- EXERCISE DETAILS
Copy out all lines carrying the word "drehen".

- DATASET
○ ○ ○ ○ ○ ○ ○
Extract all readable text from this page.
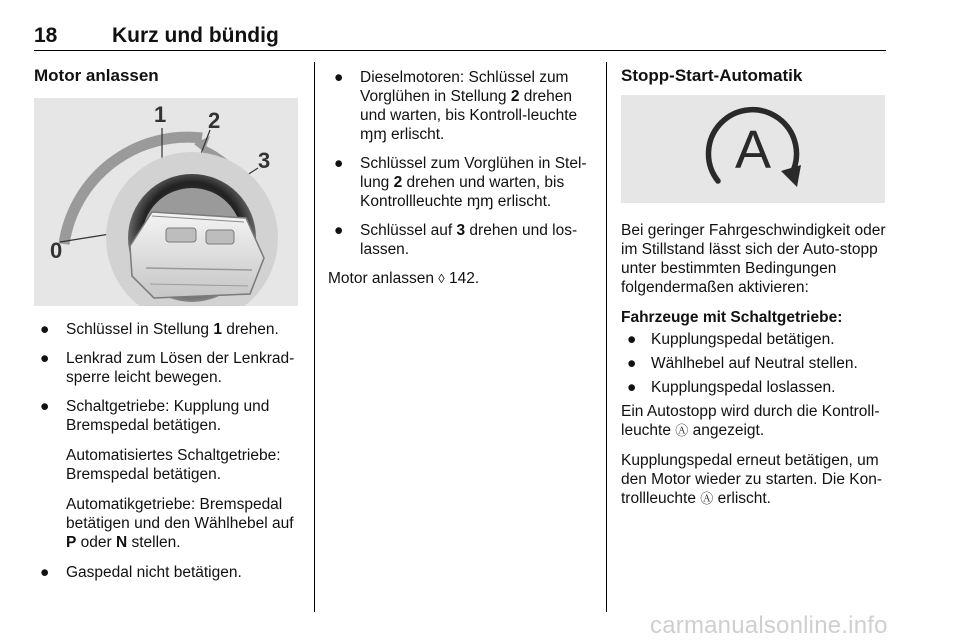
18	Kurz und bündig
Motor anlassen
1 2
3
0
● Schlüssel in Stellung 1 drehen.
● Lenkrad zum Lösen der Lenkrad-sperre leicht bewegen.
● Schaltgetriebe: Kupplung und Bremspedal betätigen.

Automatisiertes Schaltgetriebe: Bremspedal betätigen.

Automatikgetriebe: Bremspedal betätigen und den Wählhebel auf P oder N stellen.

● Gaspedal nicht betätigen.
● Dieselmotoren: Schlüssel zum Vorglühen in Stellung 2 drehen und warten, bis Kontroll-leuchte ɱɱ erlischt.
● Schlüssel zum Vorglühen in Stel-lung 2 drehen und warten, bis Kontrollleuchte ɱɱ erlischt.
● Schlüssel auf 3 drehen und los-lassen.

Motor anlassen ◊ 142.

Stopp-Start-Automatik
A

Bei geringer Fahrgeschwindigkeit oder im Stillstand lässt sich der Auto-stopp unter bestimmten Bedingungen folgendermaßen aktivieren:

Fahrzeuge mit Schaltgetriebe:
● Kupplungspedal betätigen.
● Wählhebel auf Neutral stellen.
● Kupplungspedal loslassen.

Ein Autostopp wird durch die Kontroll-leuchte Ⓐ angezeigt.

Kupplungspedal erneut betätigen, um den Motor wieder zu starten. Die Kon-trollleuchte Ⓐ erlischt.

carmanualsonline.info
○ ○ ○ ○ ○ ○ ○
- RESULT FOR THIS EXERCISE
● Schlüssel in Stellung 1 drehen.
● Dieselmotoren: Schlüssel zum Vorglühen in Stellung 2 drehen und warten, bis Kontroll-leuchte ɱɱ erlischt.
● Schlüssel zum Vorglühen in Stel-lung 2 drehen und warten, bis Kontrollleuchte ɱɱ erlischt.
● Schlüssel auf 3 drehen und los-lassen.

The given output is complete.